__Description of the task__:
Would you transcribe the listing that follows, character for character, and omit its images?

__Records supplied__:

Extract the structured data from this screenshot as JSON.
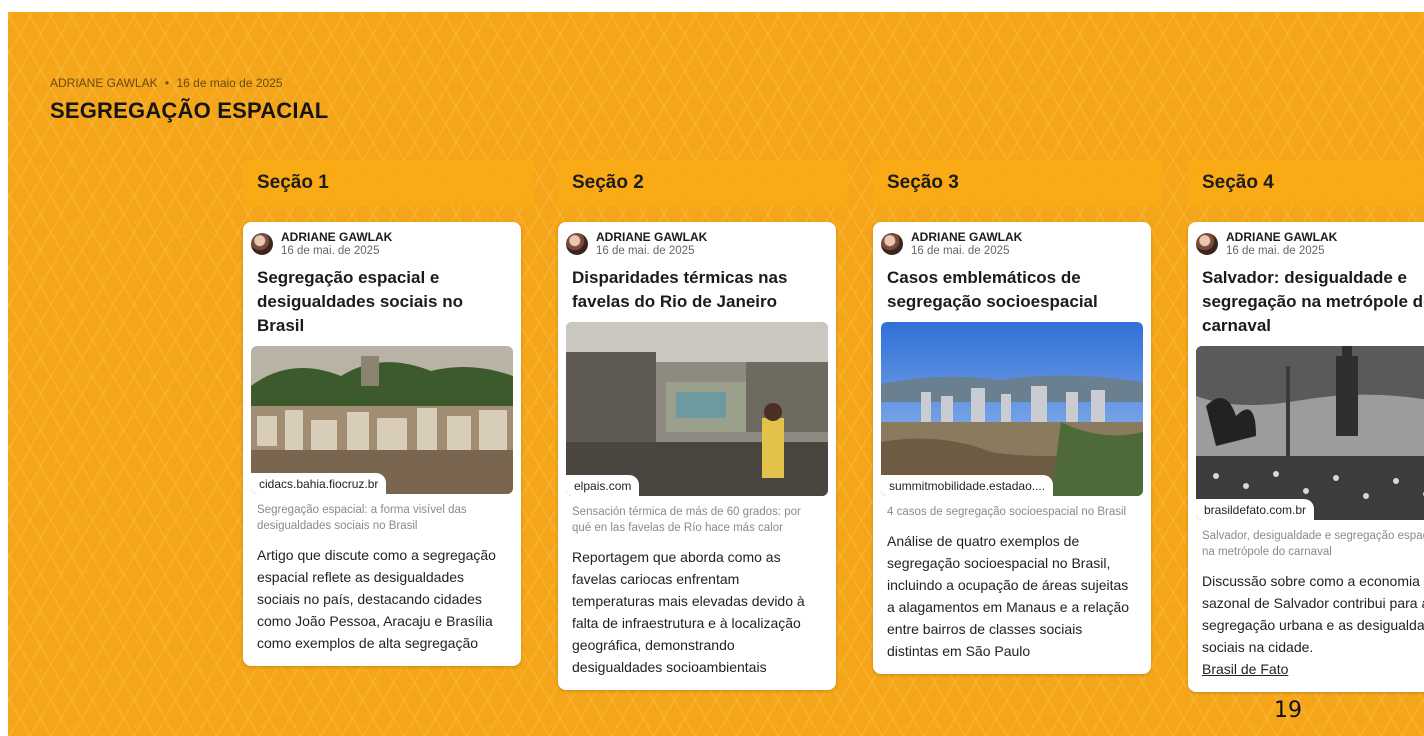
{
  "header": {
    "author": "ADRIANE GAWLAK",
    "separator": "•",
    "date": "16 de maio de 2025",
    "title": "SEGREGAÇÃO ESPACIAL"
  },
  "columns": [
    {
      "heading": "Seção 1",
      "card": {
        "author": "ADRIANE GAWLAK",
        "date": "16 de mai. de 2025",
        "title": "Segregação espacial e desigualdades sociais no Brasil",
        "image_icon": "city-hillside-photo",
        "source": "cidacs.bahia.fiocruz.br",
        "caption": "Segregação espacial: a forma visível das desigualdades sociais no Brasil",
        "description": "Artigo que discute como a segregação espacial reflete as desigualdades sociais no país, destacando cidades como João Pessoa, Aracaju e Brasília como exemplos de alta segregação",
        "link": ""
      }
    },
    {
      "heading": "Seção 2",
      "card": {
        "author": "ADRIANE GAWLAK",
        "date": "16 de mai. de 2025",
        "title": "Disparidades térmicas nas favelas do Rio de Janeiro",
        "image_icon": "favela-rooftop-photo",
        "source": "elpais.com",
        "caption": "Sensación térmica de más de 60 grados: por qué en las favelas de Río hace más calor",
        "description": "Reportagem que aborda como as favelas cariocas enfrentam temperaturas mais elevadas devido à falta de infraestrutura e à localização geográfica, demonstrando desigualdades socioambientais",
        "link": ""
      }
    },
    {
      "heading": "Seção 3",
      "card": {
        "author": "ADRIANE GAWLAK",
        "date": "16 de mai. de 2025",
        "title": "Casos emblemáticos de segregação socioespacial",
        "image_icon": "city-skyline-photo",
        "source": "summitmobilidade.estadao....",
        "caption": "4 casos de segregação socioespacial no Brasil",
        "description": "Análise de quatro exemplos de segregação socioespacial no Brasil, incluindo a ocupação de áreas sujeitas a alagamentos em Manaus e a relação entre bairros de classes sociais distintas em São Paulo",
        "link": ""
      }
    },
    {
      "heading": "Seção 4",
      "card": {
        "author": "ADRIANE GAWLAK",
        "date": "16 de mai. de 2025",
        "title": "Salvador: desigualdade e segregação na metrópole do carnaval",
        "image_icon": "carnival-crowd-photo",
        "source": "brasildefato.com.br",
        "caption": "Salvador, desigualdade e segregação espacial na metrópole do carnaval",
        "description": "Discussão sobre como a economia sazonal de Salvador contribui para a segregação urbana e as desigualdades sociais na cidade.",
        "link": "Brasil de Fato"
      }
    }
  ],
  "page_number": "19",
  "colors": {
    "board": "#f9b323",
    "column_header": "#f9aa14",
    "card": "#ffffff"
  }
}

__The solution__:
Extract the structured data from this screenshot as JSON.
{
  "header": {
    "author": "ADRIANE GAWLAK",
    "separator": "•",
    "date": "16 de maio de 2025",
    "title": "SEGREGAÇÃO ESPACIAL"
  },
  "columns": [
    {
      "heading": "Seção 1",
      "card": {
        "author": "ADRIANE GAWLAK",
        "date": "16 de mai. de 2025",
        "title": "Segregação espacial e desigualdades sociais no Brasil",
        "image_icon": "city-hillside-photo",
        "source": "cidacs.bahia.fiocruz.br",
        "caption": "Segregação espacial: a forma visível das desigualdades sociais no Brasil",
        "description": "Artigo que discute como a segregação espacial reflete as desigualdades sociais no país, destacando cidades como João Pessoa, Aracaju e Brasília como exemplos de alta segregação",
        "link": ""
      }
    },
    {
      "heading": "Seção 2",
      "card": {
        "author": "ADRIANE GAWLAK",
        "date": "16 de mai. de 2025",
        "title": "Disparidades térmicas nas favelas do Rio de Janeiro",
        "image_icon": "favela-rooftop-photo",
        "source": "elpais.com",
        "caption": "Sensación térmica de más de 60 grados: por qué en las favelas de Río hace más calor",
        "description": "Reportagem que aborda como as favelas cariocas enfrentam temperaturas mais elevadas devido à falta de infraestrutura e à localização geográfica, demonstrando desigualdades socioambientais",
        "link": ""
      }
    },
    {
      "heading": "Seção 3",
      "card": {
        "author": "ADRIANE GAWLAK",
        "date": "16 de mai. de 2025",
        "title": "Casos emblemáticos de segregação socioespacial",
        "image_icon": "city-skyline-photo",
        "source": "summitmobilidade.estadao....",
        "caption": "4 casos de segregação socioespacial no Brasil",
        "description": "Análise de quatro exemplos de segregação socioespacial no Brasil, incluindo a ocupação de áreas sujeitas a alagamentos em Manaus e a relação entre bairros de classes sociais distintas em São Paulo",
        "link": ""
      }
    },
    {
      "heading": "Seção 4",
      "card": {
        "author": "ADRIANE GAWLAK",
        "date": "16 de mai. de 2025",
        "title": "Salvador: desigualdade e segregação na metrópole do carnaval",
        "image_icon": "carnival-crowd-photo",
        "source": "brasildefato.com.br",
        "caption": "Salvador, desigualdade e segregação espacial na metrópole do carnaval",
        "description": "Discussão sobre como a economia sazonal de Salvador contribui para a segregação urbana e as desigualdades sociais na cidade.",
        "link": "Brasil de Fato"
      }
    }
  ],
  "page_number": "19",
  "colors": {
    "board": "#f9b323",
    "column_header": "#f9aa14",
    "card": "#ffffff"
  }
}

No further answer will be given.